WHAT TO WORK ON: Exclude the pictures and return every line exactly as written.

INPUT ROWS:

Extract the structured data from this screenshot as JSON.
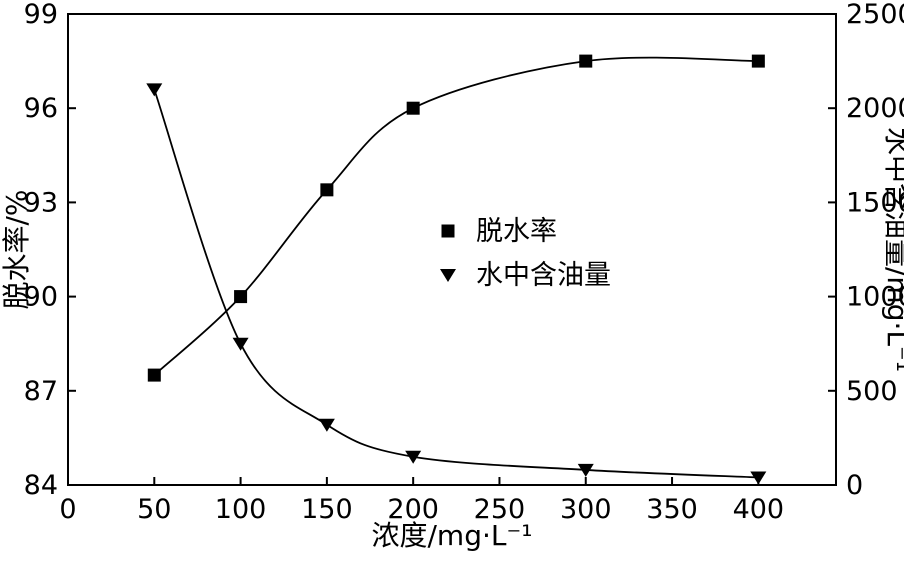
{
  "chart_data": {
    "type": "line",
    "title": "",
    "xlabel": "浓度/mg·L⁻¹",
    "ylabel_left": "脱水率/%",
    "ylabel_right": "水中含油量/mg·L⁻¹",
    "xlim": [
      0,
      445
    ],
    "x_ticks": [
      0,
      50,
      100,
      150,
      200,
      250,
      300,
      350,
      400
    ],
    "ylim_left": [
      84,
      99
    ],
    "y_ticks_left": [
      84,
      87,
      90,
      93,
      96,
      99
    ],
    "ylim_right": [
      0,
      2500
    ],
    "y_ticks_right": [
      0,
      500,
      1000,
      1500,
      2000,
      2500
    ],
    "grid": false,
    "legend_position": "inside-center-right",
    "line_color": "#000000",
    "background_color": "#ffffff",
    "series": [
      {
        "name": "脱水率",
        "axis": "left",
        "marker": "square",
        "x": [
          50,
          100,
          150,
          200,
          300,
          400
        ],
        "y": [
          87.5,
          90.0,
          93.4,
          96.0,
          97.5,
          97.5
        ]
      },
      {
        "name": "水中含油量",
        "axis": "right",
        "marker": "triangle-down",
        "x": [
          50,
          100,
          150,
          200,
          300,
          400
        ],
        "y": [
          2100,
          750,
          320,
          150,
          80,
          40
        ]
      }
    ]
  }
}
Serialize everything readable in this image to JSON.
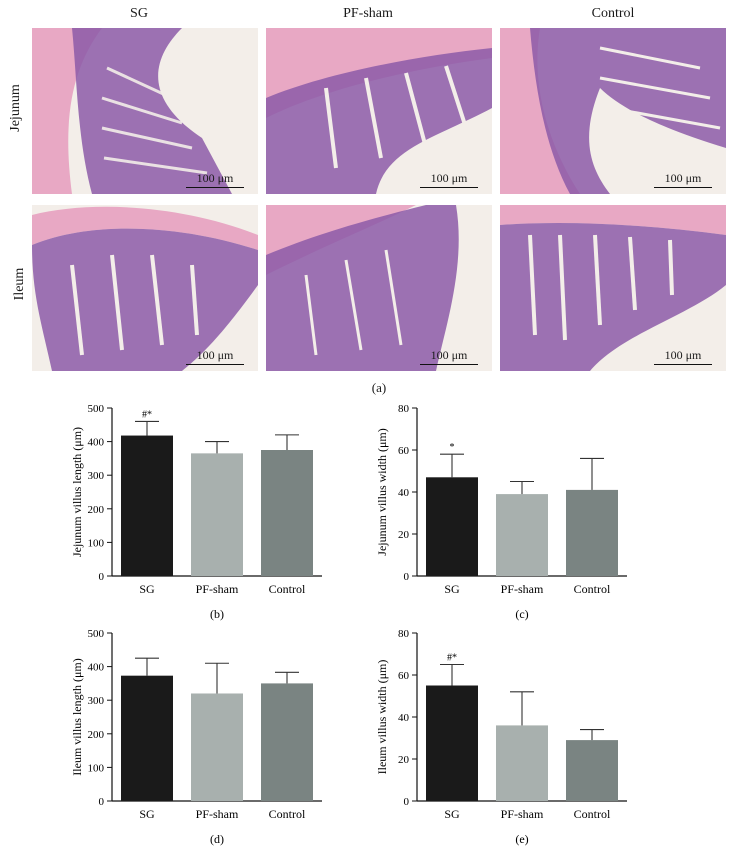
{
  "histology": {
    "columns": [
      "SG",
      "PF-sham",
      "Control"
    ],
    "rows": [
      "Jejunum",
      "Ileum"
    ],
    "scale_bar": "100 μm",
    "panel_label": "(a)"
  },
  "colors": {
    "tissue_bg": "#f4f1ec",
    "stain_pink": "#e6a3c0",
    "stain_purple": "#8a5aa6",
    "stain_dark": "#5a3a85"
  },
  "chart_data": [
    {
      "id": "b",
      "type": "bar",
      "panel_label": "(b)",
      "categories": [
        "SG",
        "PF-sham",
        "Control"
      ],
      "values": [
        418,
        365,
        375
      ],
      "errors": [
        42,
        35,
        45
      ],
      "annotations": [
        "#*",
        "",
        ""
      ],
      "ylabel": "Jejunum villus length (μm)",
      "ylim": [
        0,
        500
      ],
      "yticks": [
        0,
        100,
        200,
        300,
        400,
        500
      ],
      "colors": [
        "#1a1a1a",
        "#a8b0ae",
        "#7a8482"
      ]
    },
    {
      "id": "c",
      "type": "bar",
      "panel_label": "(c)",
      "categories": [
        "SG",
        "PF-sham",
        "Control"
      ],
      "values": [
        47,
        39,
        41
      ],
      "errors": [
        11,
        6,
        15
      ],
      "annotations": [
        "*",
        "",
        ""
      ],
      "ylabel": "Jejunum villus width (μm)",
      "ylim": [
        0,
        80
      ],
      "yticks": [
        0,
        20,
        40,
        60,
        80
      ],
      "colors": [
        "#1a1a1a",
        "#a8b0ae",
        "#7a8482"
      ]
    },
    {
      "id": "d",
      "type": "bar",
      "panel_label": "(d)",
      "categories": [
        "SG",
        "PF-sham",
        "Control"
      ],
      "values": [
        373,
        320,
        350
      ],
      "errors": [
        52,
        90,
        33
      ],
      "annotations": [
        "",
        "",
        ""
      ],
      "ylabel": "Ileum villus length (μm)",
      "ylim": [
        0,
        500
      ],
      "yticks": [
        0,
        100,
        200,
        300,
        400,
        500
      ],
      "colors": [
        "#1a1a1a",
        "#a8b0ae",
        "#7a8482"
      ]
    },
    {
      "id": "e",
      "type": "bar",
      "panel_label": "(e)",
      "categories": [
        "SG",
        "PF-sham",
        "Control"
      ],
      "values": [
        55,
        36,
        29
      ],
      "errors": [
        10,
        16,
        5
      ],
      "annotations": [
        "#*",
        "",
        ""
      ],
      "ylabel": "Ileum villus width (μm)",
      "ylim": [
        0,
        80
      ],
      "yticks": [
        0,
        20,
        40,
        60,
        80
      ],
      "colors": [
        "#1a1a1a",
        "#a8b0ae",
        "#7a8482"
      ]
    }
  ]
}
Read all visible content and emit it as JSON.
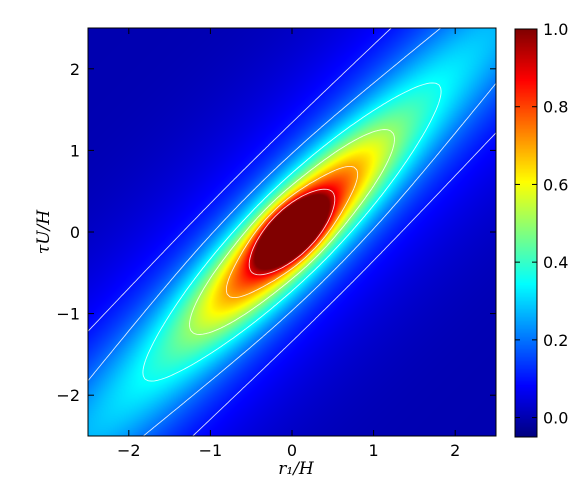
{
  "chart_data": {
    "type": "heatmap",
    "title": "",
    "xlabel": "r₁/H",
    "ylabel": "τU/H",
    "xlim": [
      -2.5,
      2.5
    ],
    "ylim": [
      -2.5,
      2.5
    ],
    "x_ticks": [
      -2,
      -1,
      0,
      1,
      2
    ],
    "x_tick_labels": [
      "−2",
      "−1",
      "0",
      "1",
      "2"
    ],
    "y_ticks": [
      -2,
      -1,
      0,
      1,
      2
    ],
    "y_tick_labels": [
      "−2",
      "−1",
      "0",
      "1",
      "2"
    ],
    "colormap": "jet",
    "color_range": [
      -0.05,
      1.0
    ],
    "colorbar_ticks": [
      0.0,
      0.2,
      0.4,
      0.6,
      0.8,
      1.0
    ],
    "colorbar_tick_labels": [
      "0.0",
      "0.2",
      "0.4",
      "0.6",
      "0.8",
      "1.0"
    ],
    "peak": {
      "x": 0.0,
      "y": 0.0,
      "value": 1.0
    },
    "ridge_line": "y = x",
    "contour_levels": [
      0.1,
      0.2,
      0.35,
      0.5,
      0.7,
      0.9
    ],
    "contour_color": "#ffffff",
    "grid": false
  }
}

TASK ANSWER:
Extract the structured data from this screenshot as JSON.
{
  "chart_data": {
    "type": "line",
    "title": "",
    "xlabel": "浓度/mg·L⁻¹",
    "ylabel_left": "脱水率/%",
    "ylabel_right": "水中含油量/mg·L⁻¹",
    "xlim": [
      0,
      445
    ],
    "x_ticks": [
      0,
      50,
      100,
      150,
      200,
      250,
      300,
      350,
      400
    ],
    "ylim_left": [
      84,
      99
    ],
    "y_ticks_left": [
      84,
      87,
      90,
      93,
      96,
      99
    ],
    "ylim_right": [
      0,
      2500
    ],
    "y_ticks_right": [
      0,
      500,
      1000,
      1500,
      2000,
      2500
    ],
    "grid": false,
    "legend_position": "inside-center-right",
    "line_color": "#000000",
    "background_color": "#ffffff",
    "series": [
      {
        "name": "脱水率",
        "axis": "left",
        "marker": "square",
        "x": [
          50,
          100,
          150,
          200,
          300,
          400
        ],
        "y": [
          87.5,
          90.0,
          93.4,
          96.0,
          97.5,
          97.5
        ]
      },
      {
        "name": "水中含油量",
        "axis": "right",
        "marker": "triangle-down",
        "x": [
          50,
          100,
          150,
          200,
          300,
          400
        ],
        "y": [
          2100,
          750,
          320,
          150,
          80,
          40
        ]
      }
    ]
  }
}
Serialize everything readable in this image to JSON.
{
  "histology": {
    "columns": [
      "SG",
      "PF-sham",
      "Control"
    ],
    "rows": [
      "Jejunum",
      "Ileum"
    ],
    "scale_bar": "100 μm",
    "panel_label": "(a)"
  },
  "colors": {
    "tissue_bg": "#f4f1ec",
    "stain_pink": "#e6a3c0",
    "stain_purple": "#8a5aa6",
    "stain_dark": "#5a3a85"
  },
  "chart_data": [
    {
      "id": "b",
      "type": "bar",
      "panel_label": "(b)",
      "categories": [
        "SG",
        "PF-sham",
        "Control"
      ],
      "values": [
        418,
        365,
        375
      ],
      "errors": [
        42,
        35,
        45
      ],
      "annotations": [
        "#*",
        "",
        ""
      ],
      "ylabel": "Jejunum villus length (μm)",
      "ylim": [
        0,
        500
      ],
      "yticks": [
        0,
        100,
        200,
        300,
        400,
        500
      ],
      "colors": [
        "#1a1a1a",
        "#a8b0ae",
        "#7a8482"
      ]
    },
    {
      "id": "c",
      "type": "bar",
      "panel_label": "(c)",
      "categories": [
        "SG",
        "PF-sham",
        "Control"
      ],
      "values": [
        47,
        39,
        41
      ],
      "errors": [
        11,
        6,
        15
      ],
      "annotations": [
        "*",
        "",
        ""
      ],
      "ylabel": "Jejunum villus width (μm)",
      "ylim": [
        0,
        80
      ],
      "yticks": [
        0,
        20,
        40,
        60,
        80
      ],
      "colors": [
        "#1a1a1a",
        "#a8b0ae",
        "#7a8482"
      ]
    },
    {
      "id": "d",
      "type": "bar",
      "panel_label": "(d)",
      "categories": [
        "SG",
        "PF-sham",
        "Control"
      ],
      "values": [
        373,
        320,
        350
      ],
      "errors": [
        52,
        90,
        33
      ],
      "annotations": [
        "",
        "",
        ""
      ],
      "ylabel": "Ileum villus length (μm)",
      "ylim": [
        0,
        500
      ],
      "yticks": [
        0,
        100,
        200,
        300,
        400,
        500
      ],
      "colors": [
        "#1a1a1a",
        "#a8b0ae",
        "#7a8482"
      ]
    },
    {
      "id": "e",
      "type": "bar",
      "panel_label": "(e)",
      "categories": [
        "SG",
        "PF-sham",
        "Control"
      ],
      "values": [
        55,
        36,
        29
      ],
      "errors": [
        10,
        16,
        5
      ],
      "annotations": [
        "#*",
        "",
        ""
      ],
      "ylabel": "Ileum villus width (μm)",
      "ylim": [
        0,
        80
      ],
      "yticks": [
        0,
        20,
        40,
        60,
        80
      ],
      "colors": [
        "#1a1a1a",
        "#a8b0ae",
        "#7a8482"
      ]
    }
  ]
}
Read all visible content and emit it as JSON.
{
  "chart_data": {
    "type": "heatmap",
    "title": "",
    "xlabel": "r₁/H",
    "ylabel": "τU/H",
    "xlim": [
      -2.5,
      2.5
    ],
    "ylim": [
      -2.5,
      2.5
    ],
    "x_ticks": [
      -2,
      -1,
      0,
      1,
      2
    ],
    "x_tick_labels": [
      "−2",
      "−1",
      "0",
      "1",
      "2"
    ],
    "y_ticks": [
      -2,
      -1,
      0,
      1,
      2
    ],
    "y_tick_labels": [
      "−2",
      "−1",
      "0",
      "1",
      "2"
    ],
    "colormap": "jet",
    "color_range": [
      -0.05,
      1.0
    ],
    "colorbar_ticks": [
      0.0,
      0.2,
      0.4,
      0.6,
      0.8,
      1.0
    ],
    "colorbar_tick_labels": [
      "0.0",
      "0.2",
      "0.4",
      "0.6",
      "0.8",
      "1.0"
    ],
    "peak": {
      "x": 0.0,
      "y": 0.0,
      "value": 1.0
    },
    "ridge_line": "y = x",
    "contour_levels": [
      0.1,
      0.2,
      0.35,
      0.5,
      0.7,
      0.9
    ],
    "contour_color": "#ffffff",
    "grid": false
  }
}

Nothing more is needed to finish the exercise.